* **Work instructions**:
Without including any pictures, copy each entry below exactly.
— START Given records —
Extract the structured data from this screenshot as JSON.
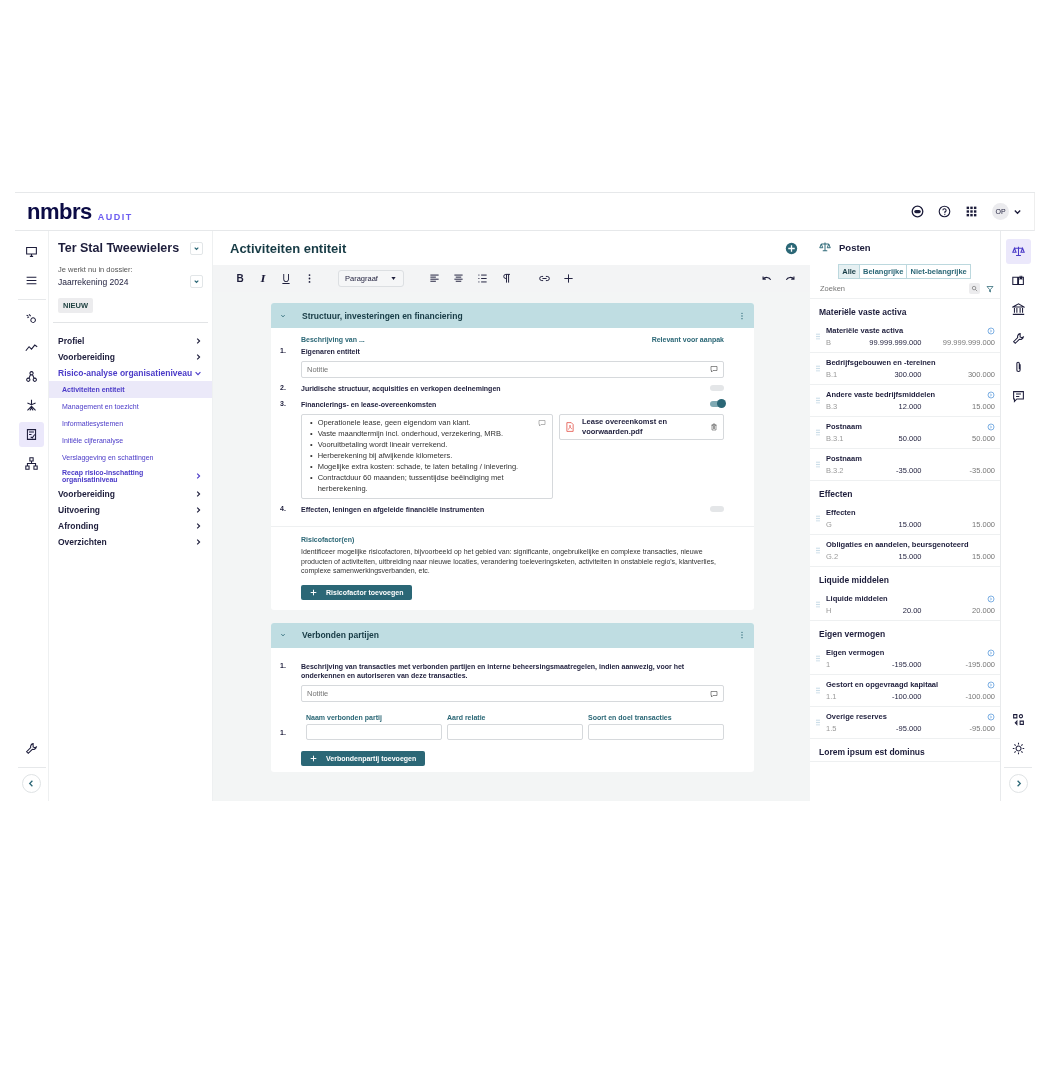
{
  "header": {
    "logo": "nmbrs",
    "logo_suffix": "AUDIT",
    "avatar": "OP"
  },
  "left_rail": {
    "items": [
      {
        "kind": "monitor",
        "selected": false
      },
      {
        "kind": "menu",
        "selected": false
      },
      {
        "kind": "pin",
        "selected": false
      },
      {
        "kind": "trend",
        "selected": false
      },
      {
        "kind": "nodes",
        "selected": false
      },
      {
        "kind": "spark",
        "selected": false
      },
      {
        "kind": "checklist",
        "selected": true
      },
      {
        "kind": "org",
        "selected": false
      }
    ],
    "bottom": [
      {
        "kind": "wrench",
        "selected": false
      }
    ]
  },
  "sidebar": {
    "client": "Ter Stal Tweewielers",
    "dossier_label": "Je werkt nu in dossier:",
    "dossier": "Jaarrekening 2024",
    "badge": "NIEUW",
    "nav": [
      {
        "label": "Profiel",
        "expanded": false
      },
      {
        "label": "Voorbereiding",
        "expanded": false
      },
      {
        "label": "Risico-analyse organisatieniveau",
        "expanded": true,
        "children": [
          {
            "label": "Activiteiten entiteit",
            "selected": true,
            "expandable": false
          },
          {
            "label": "Management en toezicht",
            "selected": false,
            "expandable": false
          },
          {
            "label": "Informatiesystemen",
            "selected": false,
            "expandable": false
          },
          {
            "label": "Initiële cijferanalyse",
            "selected": false,
            "expandable": false
          },
          {
            "label": "Verslaggeving en schattingen",
            "selected": false,
            "expandable": false
          },
          {
            "label": "Recap risico-inschatting organisatiniveau",
            "selected": false,
            "expandable": true
          }
        ]
      },
      {
        "label": "Voorbereiding",
        "expanded": false
      },
      {
        "label": "Uitvoering",
        "expanded": false
      },
      {
        "label": "Afronding",
        "expanded": false
      },
      {
        "label": "Overzichten",
        "expanded": false
      }
    ]
  },
  "main": {
    "title": "Activiteiten entiteit",
    "toolbar": {
      "format_buttons": [
        "B",
        "I",
        "U"
      ],
      "paragraph": "Paragraaf"
    },
    "section_1": {
      "title": "Structuur, investeringen en financiering",
      "expanded": true,
      "column_left": "Beschrijving van ...",
      "column_right": "Relevant voor aanpak",
      "items": [
        {
          "number": "1.",
          "label": "Eigenaren entiteit",
          "note_placeholder": "Notitie"
        },
        {
          "number": "2.",
          "label": "Juridische structuur, acquisities en verkopen deelnemingen",
          "relevant": false
        },
        {
          "number": "3.",
          "label": "Financierings- en lease-overeenkomsten",
          "relevant": true,
          "note_bullet": "•",
          "note_lines": [
            "Operationele lease, geen eigendom van klant.",
            "Vaste maandtermijn incl. onderhoud, verzekering, MRB.",
            "Vooruitbetaling wordt lineair verrekend.",
            "Herberekening bij afwijkende kilometers.",
            "Mogelijke extra kosten: schade, te laten betaling / inlevering.",
            "Contractduur 60 maanden; tussentijdse beëindiging met herberekening."
          ],
          "attachment": "Lease overeenkomst en voorwaarden.pdf"
        },
        {
          "number": "4.",
          "label": "Effecten, leningen en afgeleide financiële instrumenten",
          "relevant": false
        }
      ],
      "risk_heading": "Risicofactor(en)",
      "risk_text": "Identificeer mogelijke risicofactoren, bijvoorbeeld op het gebied van: significante, ongebruikelijke en complexe transacties, nieuwe producten of activiteiten, uitbreiding naar nieuwe locaties, verandering toeleveringsketen, activiteiten in onstabiele regio's, klantverlies, complexe samenwerkingsverbanden, etc.",
      "risk_button": "Risicofactor toevoegen"
    },
    "section_2": {
      "title": "Verbonden partijen",
      "expanded": true,
      "number": "1.",
      "question": "Beschrijving van transacties met verbonden partijen en interne beheersingsmaatregelen, indien aanwezig, voor het onderkennen en autoriseren van deze transacties.",
      "note_placeholder": "Notitie",
      "columns": [
        "Naam verbonden partij",
        "Aard relatie",
        "Soort en doel transacties"
      ],
      "row_number": "1.",
      "button": "Verbondenpartij toevoegen"
    }
  },
  "posten": {
    "title": "Posten",
    "filters": [
      {
        "label": "Alle",
        "selected": true
      },
      {
        "label": "Belangrijke",
        "selected": false
      },
      {
        "label": "Niet-belangrijke",
        "selected": false
      }
    ],
    "search_placeholder": "Zoeken",
    "groups": [
      {
        "title": "Materiële vaste activa",
        "items": [
          {
            "name": "Materiële vaste activa",
            "code": "B",
            "value_1": "99.999.999.000",
            "value_2": "99.999.999.000",
            "flagged": true
          },
          {
            "name": "Bedrijfsgebouwen en -tereinen",
            "code": "B.1",
            "value_1": "300.000",
            "value_2": "300.000",
            "flagged": false
          },
          {
            "name": "Andere vaste bedrijfsmiddelen",
            "code": "B.3",
            "value_1": "12.000",
            "value_2": "15.000",
            "flagged": true
          },
          {
            "name": "Postnaam",
            "code": "B.3.1",
            "value_1": "50.000",
            "value_2": "50.000",
            "flagged": true
          },
          {
            "name": "Postnaam",
            "code": "B.3.2",
            "value_1": "-35.000",
            "value_2": "-35.000",
            "flagged": false
          }
        ]
      },
      {
        "title": "Effecten",
        "items": [
          {
            "name": "Effecten",
            "code": "G",
            "value_1": "15.000",
            "value_2": "15.000",
            "flagged": false
          },
          {
            "name": "Obligaties en aandelen, beursgenoteerd",
            "code": "G.2",
            "value_1": "15.000",
            "value_2": "15.000",
            "flagged": false
          }
        ]
      },
      {
        "title": "Liquide middelen",
        "items": [
          {
            "name": "Liquide middelen",
            "code": "H",
            "value_1": "20.00",
            "value_2": "20.000",
            "flagged": true
          }
        ]
      },
      {
        "title": "Eigen vermogen",
        "items": [
          {
            "name": "Eigen vermogen",
            "code": "1",
            "value_1": "-195.000",
            "value_2": "-195.000",
            "flagged": true
          },
          {
            "name": "Gestort en opgevraagd kapitaal",
            "code": "1.1",
            "value_1": "-100.000",
            "value_2": "-100.000",
            "flagged": true
          },
          {
            "name": "Overige reserves",
            "code": "1.5",
            "value_1": "-95.000",
            "value_2": "-95.000",
            "flagged": true
          }
        ]
      },
      {
        "title": "Lorem ipsum est dominus"
      }
    ]
  },
  "right_rail": {
    "items": [
      {
        "kind": "scale",
        "selected": true
      },
      {
        "kind": "book",
        "selected": false
      },
      {
        "kind": "bank",
        "selected": false
      },
      {
        "kind": "wrench",
        "selected": false
      },
      {
        "kind": "clip",
        "selected": false
      },
      {
        "kind": "comment",
        "selected": false
      }
    ],
    "bottom": [
      {
        "kind": "compare",
        "selected": false
      },
      {
        "kind": "gear",
        "selected": false
      }
    ]
  }
}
— END Given records —
* **Written answer**:
Extract the structured data from this screenshot as JSON.
{
  "header": {
    "logo": "nmbrs",
    "logo_suffix": "AUDIT",
    "avatar": "OP"
  },
  "left_rail": {
    "items": [
      {
        "kind": "monitor",
        "selected": false
      },
      {
        "kind": "menu",
        "selected": false
      },
      {
        "kind": "pin",
        "selected": false
      },
      {
        "kind": "trend",
        "selected": false
      },
      {
        "kind": "nodes",
        "selected": false
      },
      {
        "kind": "spark",
        "selected": false
      },
      {
        "kind": "checklist",
        "selected": true
      },
      {
        "kind": "org",
        "selected": false
      }
    ],
    "bottom": [
      {
        "kind": "wrench",
        "selected": false
      }
    ]
  },
  "sidebar": {
    "client": "Ter Stal Tweewielers",
    "dossier_label": "Je werkt nu in dossier:",
    "dossier": "Jaarrekening 2024",
    "badge": "NIEUW",
    "nav": [
      {
        "label": "Profiel",
        "expanded": false
      },
      {
        "label": "Voorbereiding",
        "expanded": false
      },
      {
        "label": "Risico-analyse organisatieniveau",
        "expanded": true,
        "children": [
          {
            "label": "Activiteiten entiteit",
            "selected": true,
            "expandable": false
          },
          {
            "label": "Management en toezicht",
            "selected": false,
            "expandable": false
          },
          {
            "label": "Informatiesystemen",
            "selected": false,
            "expandable": false
          },
          {
            "label": "Initiële cijferanalyse",
            "selected": false,
            "expandable": false
          },
          {
            "label": "Verslaggeving en schattingen",
            "selected": false,
            "expandable": false
          },
          {
            "label": "Recap risico-inschatting organisatiniveau",
            "selected": false,
            "expandable": true
          }
        ]
      },
      {
        "label": "Voorbereiding",
        "expanded": false
      },
      {
        "label": "Uitvoering",
        "expanded": false
      },
      {
        "label": "Afronding",
        "expanded": false
      },
      {
        "label": "Overzichten",
        "expanded": false
      }
    ]
  },
  "main": {
    "title": "Activiteiten entiteit",
    "toolbar": {
      "format_buttons": [
        "B",
        "I",
        "U"
      ],
      "paragraph": "Paragraaf"
    },
    "section_1": {
      "title": "Structuur, investeringen en financiering",
      "expanded": true,
      "column_left": "Beschrijving van ...",
      "column_right": "Relevant voor aanpak",
      "items": [
        {
          "number": "1.",
          "label": "Eigenaren entiteit",
          "note_placeholder": "Notitie"
        },
        {
          "number": "2.",
          "label": "Juridische structuur, acquisities en verkopen deelnemingen",
          "relevant": false
        },
        {
          "number": "3.",
          "label": "Financierings- en lease-overeenkomsten",
          "relevant": true,
          "note_bullet": "•",
          "note_lines": [
            "Operationele lease, geen eigendom van klant.",
            "Vaste maandtermijn incl. onderhoud, verzekering, MRB.",
            "Vooruitbetaling wordt lineair verrekend.",
            "Herberekening bij afwijkende kilometers.",
            "Mogelijke extra kosten: schade, te laten betaling / inlevering.",
            "Contractduur 60 maanden; tussentijdse beëindiging met herberekening."
          ],
          "attachment": "Lease overeenkomst en voorwaarden.pdf"
        },
        {
          "number": "4.",
          "label": "Effecten, leningen en afgeleide financiële instrumenten",
          "relevant": false
        }
      ],
      "risk_heading": "Risicofactor(en)",
      "risk_text": "Identificeer mogelijke risicofactoren, bijvoorbeeld op het gebied van: significante, ongebruikelijke en complexe transacties, nieuwe producten of activiteiten, uitbreiding naar nieuwe locaties, verandering toeleveringsketen, activiteiten in onstabiele regio's, klantverlies, complexe samenwerkingsverbanden, etc.",
      "risk_button": "Risicofactor toevoegen"
    },
    "section_2": {
      "title": "Verbonden partijen",
      "expanded": true,
      "number": "1.",
      "question": "Beschrijving van transacties met verbonden partijen en interne beheersingsmaatregelen, indien aanwezig, voor het onderkennen en autoriseren van deze transacties.",
      "note_placeholder": "Notitie",
      "columns": [
        "Naam verbonden partij",
        "Aard relatie",
        "Soort en doel transacties"
      ],
      "row_number": "1.",
      "button": "Verbondenpartij toevoegen"
    }
  },
  "posten": {
    "title": "Posten",
    "filters": [
      {
        "label": "Alle",
        "selected": true
      },
      {
        "label": "Belangrijke",
        "selected": false
      },
      {
        "label": "Niet-belangrijke",
        "selected": false
      }
    ],
    "search_placeholder": "Zoeken",
    "groups": [
      {
        "title": "Materiële vaste activa",
        "items": [
          {
            "name": "Materiële vaste activa",
            "code": "B",
            "value_1": "99.999.999.000",
            "value_2": "99.999.999.000",
            "flagged": true
          },
          {
            "name": "Bedrijfsgebouwen en -tereinen",
            "code": "B.1",
            "value_1": "300.000",
            "value_2": "300.000",
            "flagged": false
          },
          {
            "name": "Andere vaste bedrijfsmiddelen",
            "code": "B.3",
            "value_1": "12.000",
            "value_2": "15.000",
            "flagged": true
          },
          {
            "name": "Postnaam",
            "code": "B.3.1",
            "value_1": "50.000",
            "value_2": "50.000",
            "flagged": true
          },
          {
            "name": "Postnaam",
            "code": "B.3.2",
            "value_1": "-35.000",
            "value_2": "-35.000",
            "flagged": false
          }
        ]
      },
      {
        "title": "Effecten",
        "items": [
          {
            "name": "Effecten",
            "code": "G",
            "value_1": "15.000",
            "value_2": "15.000",
            "flagged": false
          },
          {
            "name": "Obligaties en aandelen, beursgenoteerd",
            "code": "G.2",
            "value_1": "15.000",
            "value_2": "15.000",
            "flagged": false
          }
        ]
      },
      {
        "title": "Liquide middelen",
        "items": [
          {
            "name": "Liquide middelen",
            "code": "H",
            "value_1": "20.00",
            "value_2": "20.000",
            "flagged": true
          }
        ]
      },
      {
        "title": "Eigen vermogen",
        "items": [
          {
            "name": "Eigen vermogen",
            "code": "1",
            "value_1": "-195.000",
            "value_2": "-195.000",
            "flagged": true
          },
          {
            "name": "Gestort en opgevraagd kapitaal",
            "code": "1.1",
            "value_1": "-100.000",
            "value_2": "-100.000",
            "flagged": true
          },
          {
            "name": "Overige reserves",
            "code": "1.5",
            "value_1": "-95.000",
            "value_2": "-95.000",
            "flagged": true
          }
        ]
      },
      {
        "title": "Lorem ipsum est dominus"
      }
    ]
  },
  "right_rail": {
    "items": [
      {
        "kind": "scale",
        "selected": true
      },
      {
        "kind": "book",
        "selected": false
      },
      {
        "kind": "bank",
        "selected": false
      },
      {
        "kind": "wrench",
        "selected": false
      },
      {
        "kind": "clip",
        "selected": false
      },
      {
        "kind": "comment",
        "selected": false
      }
    ],
    "bottom": [
      {
        "kind": "compare",
        "selected": false
      },
      {
        "kind": "gear",
        "selected": false
      }
    ]
  }
}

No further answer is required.